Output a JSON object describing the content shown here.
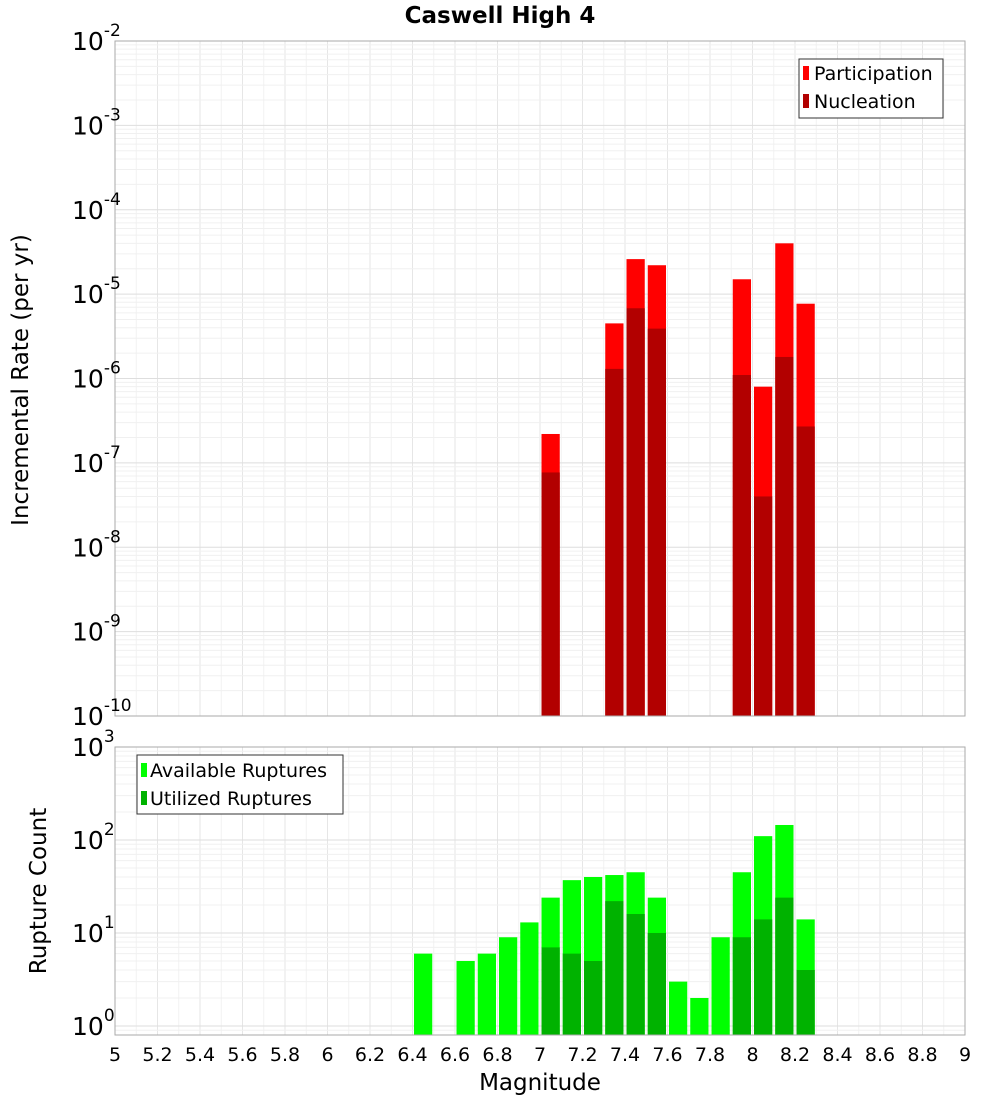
{
  "title": "Caswell High 4",
  "chart_data": [
    {
      "type": "bar",
      "yscale": "log",
      "ylabel": "Incremental Rate (per yr)",
      "ylim": [
        1e-10,
        0.01
      ],
      "xlim": [
        5,
        9
      ],
      "ytick_mantissa": "10",
      "ytick_exponents": [
        "-10",
        "-9",
        "-8",
        "-7",
        "-6",
        "-5",
        "-4",
        "-3",
        "-2"
      ],
      "grid": true,
      "legend_position": "top-right",
      "bar_width": 0.1,
      "series": [
        {
          "name": "Participation",
          "color": "#ff0000",
          "x": [
            7.05,
            7.35,
            7.45,
            7.55,
            7.95,
            8.05,
            8.15,
            8.25
          ],
          "values": [
            2.2e-07,
            4.5e-06,
            2.6e-05,
            2.2e-05,
            1.5e-05,
            8e-07,
            4e-05,
            7.7e-06
          ]
        },
        {
          "name": "Nucleation",
          "color": "#b20000",
          "x": [
            7.05,
            7.35,
            7.45,
            7.55,
            7.95,
            8.05,
            8.15,
            8.25
          ],
          "values": [
            7.7e-08,
            1.3e-06,
            6.8e-06,
            3.9e-06,
            1.1e-06,
            4e-08,
            1.8e-06,
            2.7e-07
          ]
        }
      ]
    },
    {
      "type": "bar",
      "yscale": "log",
      "ylabel": "Rupture Count",
      "xlabel": "Magnitude",
      "ylim": [
        0.8,
        1000
      ],
      "xlim": [
        5,
        9
      ],
      "ytick_mantissa": "10",
      "ytick_exponents": [
        "0",
        "1",
        "2",
        "3"
      ],
      "xticks": [
        "5",
        "5.2",
        "5.4",
        "5.6",
        "5.8",
        "6",
        "6.2",
        "6.4",
        "6.6",
        "6.8",
        "7",
        "7.2",
        "7.4",
        "7.6",
        "7.8",
        "8",
        "8.2",
        "8.4",
        "8.6",
        "8.8",
        "9"
      ],
      "grid": true,
      "legend_position": "top-left",
      "bar_width": 0.1,
      "series": [
        {
          "name": "Available Ruptures",
          "color": "#00ff00",
          "x": [
            6.45,
            6.65,
            6.75,
            6.85,
            6.95,
            7.05,
            7.15,
            7.25,
            7.35,
            7.45,
            7.55,
            7.65,
            7.75,
            7.85,
            7.95,
            8.05,
            8.15,
            8.25
          ],
          "values": [
            6,
            5,
            6,
            9,
            13,
            24,
            37,
            40,
            42,
            45,
            24,
            3,
            2,
            9,
            45,
            110,
            145,
            14
          ]
        },
        {
          "name": "Utilized Ruptures",
          "color": "#00b200",
          "x": [
            7.05,
            7.15,
            7.25,
            7.35,
            7.45,
            7.55,
            7.95,
            8.05,
            8.15,
            8.25
          ],
          "values": [
            7,
            6,
            5,
            22,
            16,
            10,
            9,
            14,
            24,
            4
          ]
        }
      ]
    }
  ]
}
-=-=-
▶ **Problem description**
Check all the records above and select each line where the string "Ruptures" is found.

▶ **The solution**
          "name": "Available Ruptures",
          "name": "Utilized Ruptures",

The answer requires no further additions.